◆ SET EXERCISE
Gather every line below that contains the word "significance", and copy each one in full. Case counts.

Dataset items

※ ※ ※

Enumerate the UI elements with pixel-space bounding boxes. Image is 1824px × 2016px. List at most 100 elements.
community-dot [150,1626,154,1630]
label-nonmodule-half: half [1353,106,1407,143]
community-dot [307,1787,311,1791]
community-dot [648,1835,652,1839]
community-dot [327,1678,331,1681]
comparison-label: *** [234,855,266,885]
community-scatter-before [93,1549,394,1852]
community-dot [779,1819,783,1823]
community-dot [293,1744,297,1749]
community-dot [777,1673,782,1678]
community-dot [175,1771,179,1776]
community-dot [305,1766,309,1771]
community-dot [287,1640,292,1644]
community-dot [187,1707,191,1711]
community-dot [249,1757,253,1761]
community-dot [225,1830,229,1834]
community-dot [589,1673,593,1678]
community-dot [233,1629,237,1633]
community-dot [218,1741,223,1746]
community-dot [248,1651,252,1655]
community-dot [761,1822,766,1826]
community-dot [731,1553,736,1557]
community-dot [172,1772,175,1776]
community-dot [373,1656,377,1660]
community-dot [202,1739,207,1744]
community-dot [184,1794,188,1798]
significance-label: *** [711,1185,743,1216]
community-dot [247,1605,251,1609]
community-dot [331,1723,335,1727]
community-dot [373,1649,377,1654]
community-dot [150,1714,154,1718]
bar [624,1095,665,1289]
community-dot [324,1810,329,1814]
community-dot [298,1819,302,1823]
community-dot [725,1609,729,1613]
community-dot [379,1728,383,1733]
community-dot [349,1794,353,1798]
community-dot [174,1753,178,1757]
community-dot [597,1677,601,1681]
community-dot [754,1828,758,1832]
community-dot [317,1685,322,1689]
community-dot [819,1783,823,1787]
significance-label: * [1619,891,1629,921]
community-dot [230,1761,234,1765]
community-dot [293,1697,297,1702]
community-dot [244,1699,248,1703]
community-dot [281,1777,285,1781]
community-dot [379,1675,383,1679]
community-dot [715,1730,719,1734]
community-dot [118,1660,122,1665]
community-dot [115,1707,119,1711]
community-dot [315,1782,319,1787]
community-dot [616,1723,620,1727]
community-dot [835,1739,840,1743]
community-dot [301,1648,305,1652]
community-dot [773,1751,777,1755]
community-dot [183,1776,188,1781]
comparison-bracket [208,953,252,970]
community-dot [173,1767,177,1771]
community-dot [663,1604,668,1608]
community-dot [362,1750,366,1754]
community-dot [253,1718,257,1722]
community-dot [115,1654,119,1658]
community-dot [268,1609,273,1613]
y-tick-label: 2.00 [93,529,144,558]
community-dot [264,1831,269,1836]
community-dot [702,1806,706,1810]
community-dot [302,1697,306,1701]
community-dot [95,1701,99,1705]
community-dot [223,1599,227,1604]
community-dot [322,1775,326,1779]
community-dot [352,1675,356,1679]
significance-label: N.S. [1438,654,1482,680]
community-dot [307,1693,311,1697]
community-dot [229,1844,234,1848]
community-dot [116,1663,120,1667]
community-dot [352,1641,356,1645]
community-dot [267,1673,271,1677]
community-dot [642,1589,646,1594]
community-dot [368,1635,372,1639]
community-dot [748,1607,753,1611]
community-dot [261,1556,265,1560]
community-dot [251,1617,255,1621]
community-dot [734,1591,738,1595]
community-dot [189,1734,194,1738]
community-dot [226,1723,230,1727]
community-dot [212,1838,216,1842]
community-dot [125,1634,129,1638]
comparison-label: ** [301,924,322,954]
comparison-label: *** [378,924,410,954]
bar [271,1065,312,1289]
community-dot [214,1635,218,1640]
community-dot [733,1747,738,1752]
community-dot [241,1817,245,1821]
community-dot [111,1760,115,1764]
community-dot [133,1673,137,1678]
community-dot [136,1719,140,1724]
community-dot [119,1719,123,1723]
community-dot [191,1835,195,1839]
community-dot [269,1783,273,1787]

※ ※ ※

◆ SOLVED PROBLEM
significance-label: *** [711,1185,743,1216]
significance-label: * [1619,891,1629,921]
significance-label: N.S. [1438,654,1482,680]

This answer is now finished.